Given exercise
In the copy, keep every record exact and leave out all images.

Data supplied
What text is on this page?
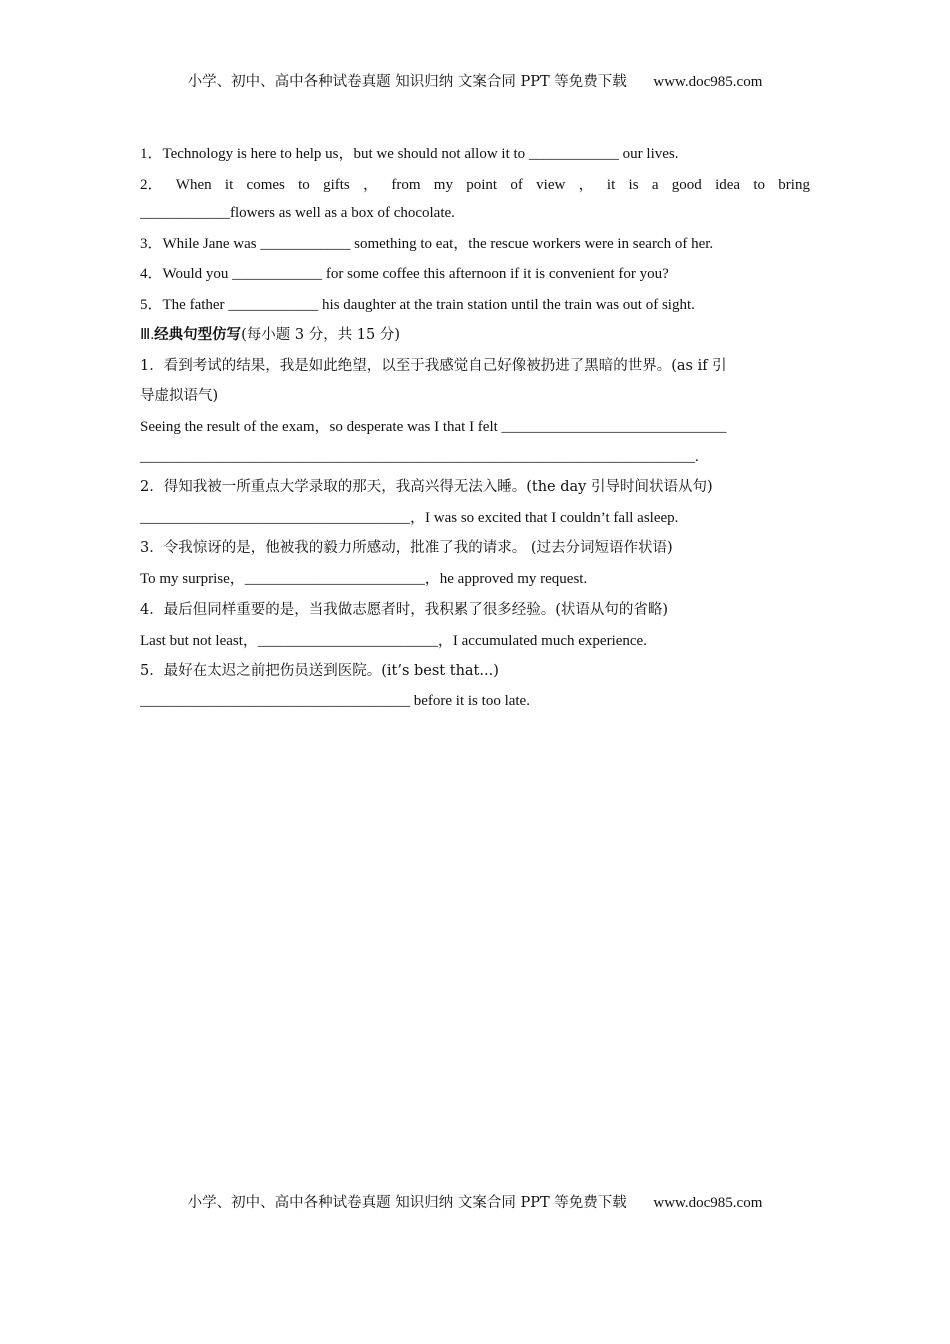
小学、初中、高中各种试卷真题 知识归纳 文案合同 PPT 等免费下载 www.doc985.com
1．Technology is here to help us，but we should not allow it to ____________ our lives.
2． When it comes to gifts ， from my point of view ， it is a good idea to bring
____________flowers as well as a box of chocolate.
3．While Jane was ____________ something to eat，the rescue workers were in search of her.
4．Would you ____________ for some coffee this afternoon if it is convenient for you?
5．The father ____________ his daughter at the train station until the train was out of sight.
Ⅲ.经典句型仿写(每小题 3 分，共 15 分)
1．看到考试的结果，我是如此绝望，以至于我感觉自己好像被扔进了黑暗的世界。(as if 引
导虚拟语气)
Seeing the result of the exam，so desperate was I that I felt ______________________________
__________________________________________________________________________.
2．得知我被一所重点大学录取的那天，我高兴得无法入睡。(the day 引导时间状语从句)
____________________________________，I was so excited that I couldn’t fall asleep.
3．令我惊讶的是，他被我的毅力所感动，批准了我的请求。 (过去分词短语作状语)
To my surprise，________________________，he approved my request.
4．最后但同样重要的是，当我做志愿者时，我积累了很多经验。(状语从句的省略)
Last but not least，________________________，I accumulated much experience.
5．最好在太迟之前把伤员送到医院。(it’s best that...)
____________________________________ before it is too late.
小学、初中、高中各种试卷真题 知识归纳 文案合同 PPT 等免费下载 www.doc985.com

Completed exercise
What text is on this page?
小学、初中、高中各种试卷真题 知识归纳 文案合同 PPT 等免费下载 www.doc985.com
1．Technology is here to help us，but we should not allow it to ____________ our lives.
2． When it comes to gifts ， from my point of view ， it is a good idea to bring
____________flowers as well as a box of chocolate.
3．While Jane was ____________ something to eat，the rescue workers were in search of her.
4．Would you ____________ for some coffee this afternoon if it is convenient for you?
5．The father ____________ his daughter at the train station until the train was out of sight.
Ⅲ.经典句型仿写(每小题 3 分，共 15 分)
1．看到考试的结果，我是如此绝望，以至于我感觉自己好像被扔进了黑暗的世界。(as if 引
导虚拟语气)
Seeing the result of the exam，so desperate was I that I felt ______________________________
__________________________________________________________________________.
2．得知我被一所重点大学录取的那天，我高兴得无法入睡。(the day 引导时间状语从句)
____________________________________，I was so excited that I couldn’t fall asleep.
3．令我惊讶的是，他被我的毅力所感动，批准了我的请求。 (过去分词短语作状语)
To my surprise，________________________，he approved my request.
4．最后但同样重要的是，当我做志愿者时，我积累了很多经验。(状语从句的省略)
Last but not least，________________________，I accumulated much experience.
5．最好在太迟之前把伤员送到医院。(it’s best that...)
____________________________________ before it is too late.
小学、初中、高中各种试卷真题 知识归纳 文案合同 PPT 等免费下载 www.doc985.com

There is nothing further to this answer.